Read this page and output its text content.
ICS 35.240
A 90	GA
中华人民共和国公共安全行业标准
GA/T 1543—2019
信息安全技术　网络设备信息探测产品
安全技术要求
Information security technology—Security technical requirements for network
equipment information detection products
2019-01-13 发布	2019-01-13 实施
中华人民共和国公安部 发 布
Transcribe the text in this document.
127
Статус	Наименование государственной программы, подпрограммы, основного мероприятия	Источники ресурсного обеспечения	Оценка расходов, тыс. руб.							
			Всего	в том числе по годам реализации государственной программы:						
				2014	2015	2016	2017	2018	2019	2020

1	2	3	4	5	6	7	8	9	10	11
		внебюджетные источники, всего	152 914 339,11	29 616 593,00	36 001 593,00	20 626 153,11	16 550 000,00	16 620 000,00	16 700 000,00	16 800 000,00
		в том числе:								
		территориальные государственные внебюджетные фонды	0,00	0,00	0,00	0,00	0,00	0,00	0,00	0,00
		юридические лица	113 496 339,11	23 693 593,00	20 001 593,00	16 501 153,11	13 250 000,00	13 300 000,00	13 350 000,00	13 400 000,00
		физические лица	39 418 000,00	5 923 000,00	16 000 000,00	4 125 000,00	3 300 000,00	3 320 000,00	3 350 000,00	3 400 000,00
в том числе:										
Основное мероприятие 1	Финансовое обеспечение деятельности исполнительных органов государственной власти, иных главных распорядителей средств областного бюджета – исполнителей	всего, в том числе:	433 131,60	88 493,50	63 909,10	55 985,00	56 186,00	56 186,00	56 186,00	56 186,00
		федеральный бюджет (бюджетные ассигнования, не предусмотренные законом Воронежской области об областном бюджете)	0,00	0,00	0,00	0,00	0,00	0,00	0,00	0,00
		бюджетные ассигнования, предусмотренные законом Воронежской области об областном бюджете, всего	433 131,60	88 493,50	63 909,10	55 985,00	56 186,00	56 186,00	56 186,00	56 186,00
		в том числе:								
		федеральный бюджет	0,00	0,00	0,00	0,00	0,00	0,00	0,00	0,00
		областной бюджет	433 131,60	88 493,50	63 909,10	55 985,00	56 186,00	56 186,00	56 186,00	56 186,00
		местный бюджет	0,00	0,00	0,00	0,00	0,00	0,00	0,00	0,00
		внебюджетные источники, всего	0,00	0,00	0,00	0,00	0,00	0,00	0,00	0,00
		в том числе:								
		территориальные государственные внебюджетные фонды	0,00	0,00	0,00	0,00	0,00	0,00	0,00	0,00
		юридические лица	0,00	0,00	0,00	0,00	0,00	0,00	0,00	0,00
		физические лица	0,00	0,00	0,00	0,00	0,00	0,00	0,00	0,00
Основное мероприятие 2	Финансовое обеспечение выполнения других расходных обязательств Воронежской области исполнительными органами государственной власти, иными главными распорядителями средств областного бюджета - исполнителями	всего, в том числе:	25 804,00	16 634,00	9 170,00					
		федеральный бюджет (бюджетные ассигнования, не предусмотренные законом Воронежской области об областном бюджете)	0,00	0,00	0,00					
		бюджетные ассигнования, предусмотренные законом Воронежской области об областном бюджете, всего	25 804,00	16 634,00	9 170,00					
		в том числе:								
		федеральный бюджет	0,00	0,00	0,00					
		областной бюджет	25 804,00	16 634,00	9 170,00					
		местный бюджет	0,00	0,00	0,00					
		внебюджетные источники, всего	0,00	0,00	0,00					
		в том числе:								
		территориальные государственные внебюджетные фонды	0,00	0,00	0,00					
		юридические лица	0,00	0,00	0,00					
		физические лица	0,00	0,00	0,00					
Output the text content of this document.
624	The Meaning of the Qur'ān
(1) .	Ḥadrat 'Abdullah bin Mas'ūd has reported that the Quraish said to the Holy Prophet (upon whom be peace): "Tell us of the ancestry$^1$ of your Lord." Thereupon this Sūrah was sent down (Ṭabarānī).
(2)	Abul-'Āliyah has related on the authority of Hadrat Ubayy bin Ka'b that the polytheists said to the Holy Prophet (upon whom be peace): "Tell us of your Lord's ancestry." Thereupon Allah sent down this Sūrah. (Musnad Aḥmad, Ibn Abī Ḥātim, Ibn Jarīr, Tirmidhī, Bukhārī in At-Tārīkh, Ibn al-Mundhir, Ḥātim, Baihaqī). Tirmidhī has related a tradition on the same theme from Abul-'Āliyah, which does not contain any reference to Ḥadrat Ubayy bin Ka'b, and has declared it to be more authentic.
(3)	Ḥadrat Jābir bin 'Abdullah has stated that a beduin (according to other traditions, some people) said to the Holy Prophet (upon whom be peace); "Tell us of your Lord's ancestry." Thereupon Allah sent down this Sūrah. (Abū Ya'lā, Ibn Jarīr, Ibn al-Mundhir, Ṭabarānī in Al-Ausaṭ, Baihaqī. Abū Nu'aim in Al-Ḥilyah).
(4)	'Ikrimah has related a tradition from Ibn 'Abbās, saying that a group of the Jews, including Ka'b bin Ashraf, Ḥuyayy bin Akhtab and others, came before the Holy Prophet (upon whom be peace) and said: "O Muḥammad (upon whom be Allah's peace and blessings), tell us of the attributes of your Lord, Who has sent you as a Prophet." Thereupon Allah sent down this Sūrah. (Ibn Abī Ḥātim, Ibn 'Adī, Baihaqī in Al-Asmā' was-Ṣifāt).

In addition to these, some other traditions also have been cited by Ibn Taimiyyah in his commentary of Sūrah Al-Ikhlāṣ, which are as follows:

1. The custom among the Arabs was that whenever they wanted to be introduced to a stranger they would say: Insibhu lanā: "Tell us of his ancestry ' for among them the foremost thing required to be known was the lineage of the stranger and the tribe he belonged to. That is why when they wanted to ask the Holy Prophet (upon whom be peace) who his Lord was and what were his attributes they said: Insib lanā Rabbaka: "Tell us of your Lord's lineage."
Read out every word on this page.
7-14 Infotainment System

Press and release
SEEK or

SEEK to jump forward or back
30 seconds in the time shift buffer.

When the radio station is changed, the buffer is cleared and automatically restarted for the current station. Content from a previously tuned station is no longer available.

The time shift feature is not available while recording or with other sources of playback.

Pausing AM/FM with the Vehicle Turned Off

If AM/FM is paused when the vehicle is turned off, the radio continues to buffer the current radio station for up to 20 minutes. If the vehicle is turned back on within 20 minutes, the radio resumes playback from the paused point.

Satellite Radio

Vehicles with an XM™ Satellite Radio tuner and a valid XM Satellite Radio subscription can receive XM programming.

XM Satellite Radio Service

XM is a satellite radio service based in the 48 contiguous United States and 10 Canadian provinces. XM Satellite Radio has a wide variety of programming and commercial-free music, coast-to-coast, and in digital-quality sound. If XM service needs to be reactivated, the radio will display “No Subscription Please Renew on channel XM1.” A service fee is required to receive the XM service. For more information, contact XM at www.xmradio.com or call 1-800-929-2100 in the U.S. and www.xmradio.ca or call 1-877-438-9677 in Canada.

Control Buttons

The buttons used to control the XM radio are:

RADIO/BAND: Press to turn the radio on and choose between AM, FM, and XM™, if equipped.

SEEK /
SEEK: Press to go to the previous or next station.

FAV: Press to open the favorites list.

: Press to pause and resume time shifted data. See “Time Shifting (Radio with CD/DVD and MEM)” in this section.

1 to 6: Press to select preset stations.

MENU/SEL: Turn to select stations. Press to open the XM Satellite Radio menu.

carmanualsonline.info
☆ ☆ ☆ ☆ ☆ ☆ ☆
Problem requirements ->
Copy out the full listing exactly.

Full response ->
Read this page and output its text content.
ICS 35.240
A 90	GA
中华人民共和国公共安全行业标准
GA/T 1543—2019
信息安全技术　网络设备信息探测产品
安全技术要求
Information security technology—Security technical requirements for network
equipment information detection products
2019-01-13 发布	2019-01-13 实施
中华人民共和国公安部 发 布
Transcribe the text in this document.
127
Статус	Наименование государственной программы, подпрограммы, основного мероприятия	Источники ресурсного обеспечения	Оценка расходов, тыс. руб.							
			Всего	в том числе по годам реализации государственной программы:						
				2014	2015	2016	2017	2018	2019	2020

1	2	3	4	5	6	7	8	9	10	11
		внебюджетные источники, всего	152 914 339,11	29 616 593,00	36 001 593,00	20 626 153,11	16 550 000,00	16 620 000,00	16 700 000,00	16 800 000,00
		в том числе:								
		территориальные государственные внебюджетные фонды	0,00	0,00	0,00	0,00	0,00	0,00	0,00	0,00
		юридические лица	113 496 339,11	23 693 593,00	20 001 593,00	16 501 153,11	13 250 000,00	13 300 000,00	13 350 000,00	13 400 000,00
		физические лица	39 418 000,00	5 923 000,00	16 000 000,00	4 125 000,00	3 300 000,00	3 320 000,00	3 350 000,00	3 400 000,00
в том числе:										
Основное мероприятие 1	Финансовое обеспечение деятельности исполнительных органов государственной власти, иных главных распорядителей средств областного бюджета – исполнителей	всего, в том числе:	433 131,60	88 493,50	63 909,10	55 985,00	56 186,00	56 186,00	56 186,00	56 186,00
		федеральный бюджет (бюджетные ассигнования, не предусмотренные законом Воронежской области об областном бюджете)	0,00	0,00	0,00	0,00	0,00	0,00	0,00	0,00
		бюджетные ассигнования, предусмотренные законом Воронежской области об областном бюджете, всего	433 131,60	88 493,50	63 909,10	55 985,00	56 186,00	56 186,00	56 186,00	56 186,00
		в том числе:								
		федеральный бюджет	0,00	0,00	0,00	0,00	0,00	0,00	0,00	0,00
		областной бюджет	433 131,60	88 493,50	63 909,10	55 985,00	56 186,00	56 186,00	56 186,00	56 186,00
		местный бюджет	0,00	0,00	0,00	0,00	0,00	0,00	0,00	0,00
		внебюджетные источники, всего	0,00	0,00	0,00	0,00	0,00	0,00	0,00	0,00
		в том числе:								
		территориальные государственные внебюджетные фонды	0,00	0,00	0,00	0,00	0,00	0,00	0,00	0,00
		юридические лица	0,00	0,00	0,00	0,00	0,00	0,00	0,00	0,00
		физические лица	0,00	0,00	0,00	0,00	0,00	0,00	0,00	0,00
Основное мероприятие 2	Финансовое обеспечение выполнения других расходных обязательств Воронежской области исполнительными органами государственной власти, иными главными распорядителями средств областного бюджета - исполнителями	всего, в том числе:	25 804,00	16 634,00	9 170,00					
		федеральный бюджет (бюджетные ассигнования, не предусмотренные законом Воронежской области об областном бюджете)	0,00	0,00	0,00					
		бюджетные ассигнования, предусмотренные законом Воронежской области об областном бюджете, всего	25 804,00	16 634,00	9 170,00					
		в том числе:								
		федеральный бюджет	0,00	0,00	0,00					
		областной бюджет	25 804,00	16 634,00	9 170,00					
		местный бюджет	0,00	0,00	0,00					
		внебюджетные источники, всего	0,00	0,00	0,00					
		в том числе:								
		территориальные государственные внебюджетные фонды	0,00	0,00	0,00					
		юридические лица	0,00	0,00	0,00					
		физические лица	0,00	0,00	0,00					
Output the text content of this document.
624	The Meaning of the Qur'ān
(1) .	Ḥadrat 'Abdullah bin Mas'ūd has reported that the Quraish said to the Holy Prophet (upon whom be peace): "Tell us of the ancestry$^1$ of your Lord." Thereupon this Sūrah was sent down (Ṭabarānī).
(2)	Abul-'Āliyah has related on the authority of Hadrat Ubayy bin Ka'b that the polytheists said to the Holy Prophet (upon whom be peace): "Tell us of your Lord's ancestry." Thereupon Allah sent down this Sūrah. (Musnad Aḥmad, Ibn Abī Ḥātim, Ibn Jarīr, Tirmidhī, Bukhārī in At-Tārīkh, Ibn al-Mundhir, Ḥātim, Baihaqī). Tirmidhī has related a tradition on the same theme from Abul-'Āliyah, which does not contain any reference to Ḥadrat Ubayy bin Ka'b, and has declared it to be more authentic.
(3)	Ḥadrat Jābir bin 'Abdullah has stated that a beduin (according to other traditions, some people) said to the Holy Prophet (upon whom be peace); "Tell us of your Lord's ancestry." Thereupon Allah sent down this Sūrah. (Abū Ya'lā, Ibn Jarīr, Ibn al-Mundhir, Ṭabarānī in Al-Ausaṭ, Baihaqī. Abū Nu'aim in Al-Ḥilyah).
(4)	'Ikrimah has related a tradition from Ibn 'Abbās, saying that a group of the Jews, including Ka'b bin Ashraf, Ḥuyayy bin Akhtab and others, came before the Holy Prophet (upon whom be peace) and said: "O Muḥammad (upon whom be Allah's peace and blessings), tell us of the attributes of your Lord, Who has sent you as a Prophet." Thereupon Allah sent down this Sūrah. (Ibn Abī Ḥātim, Ibn 'Adī, Baihaqī in Al-Asmā' was-Ṣifāt).

In addition to these, some other traditions also have been cited by Ibn Taimiyyah in his commentary of Sūrah Al-Ikhlāṣ, which are as follows:

1. The custom among the Arabs was that whenever they wanted to be introduced to a stranger they would say: Insibhu lanā: "Tell us of his ancestry ' for among them the foremost thing required to be known was the lineage of the stranger and the tribe he belonged to. That is why when they wanted to ask the Holy Prophet (upon whom be peace) who his Lord was and what were his attributes they said: Insib lanā Rabbaka: "Tell us of your Lord's lineage."
Read out every word on this page.
7-14 Infotainment System

Press and release
SEEK or

SEEK to jump forward or back
30 seconds in the time shift buffer.

When the radio station is changed, the buffer is cleared and automatically restarted for the current station. Content from a previously tuned station is no longer available.

The time shift feature is not available while recording or with other sources of playback.

Pausing AM/FM with the Vehicle Turned Off

If AM/FM is paused when the vehicle is turned off, the radio continues to buffer the current radio station for up to 20 minutes. If the vehicle is turned back on within 20 minutes, the radio resumes playback from the paused point.

Satellite Radio

Vehicles with an XM™ Satellite Radio tuner and a valid XM Satellite Radio subscription can receive XM programming.

XM Satellite Radio Service

XM is a satellite radio service based in the 48 contiguous United States and 10 Canadian provinces. XM Satellite Radio has a wide variety of programming and commercial-free music, coast-to-coast, and in digital-quality sound. If XM service needs to be reactivated, the radio will display “No Subscription Please Renew on channel XM1.” A service fee is required to receive the XM service. For more information, contact XM at www.xmradio.com or call 1-800-929-2100 in the U.S. and www.xmradio.ca or call 1-877-438-9677 in Canada.

Control Buttons

The buttons used to control the XM radio are:

RADIO/BAND: Press to turn the radio on and choose between AM, FM, and XM™, if equipped.

SEEK /
SEEK: Press to go to the previous or next station.

FAV: Press to open the favorites list.

: Press to pause and resume time shifted data. See “Time Shifting (Radio with CD/DVD and MEM)” in this section.

1 to 6: Press to select preset stations.

MENU/SEL: Turn to select stations. Press to open the XM Satellite Radio menu.

carmanualsonline.info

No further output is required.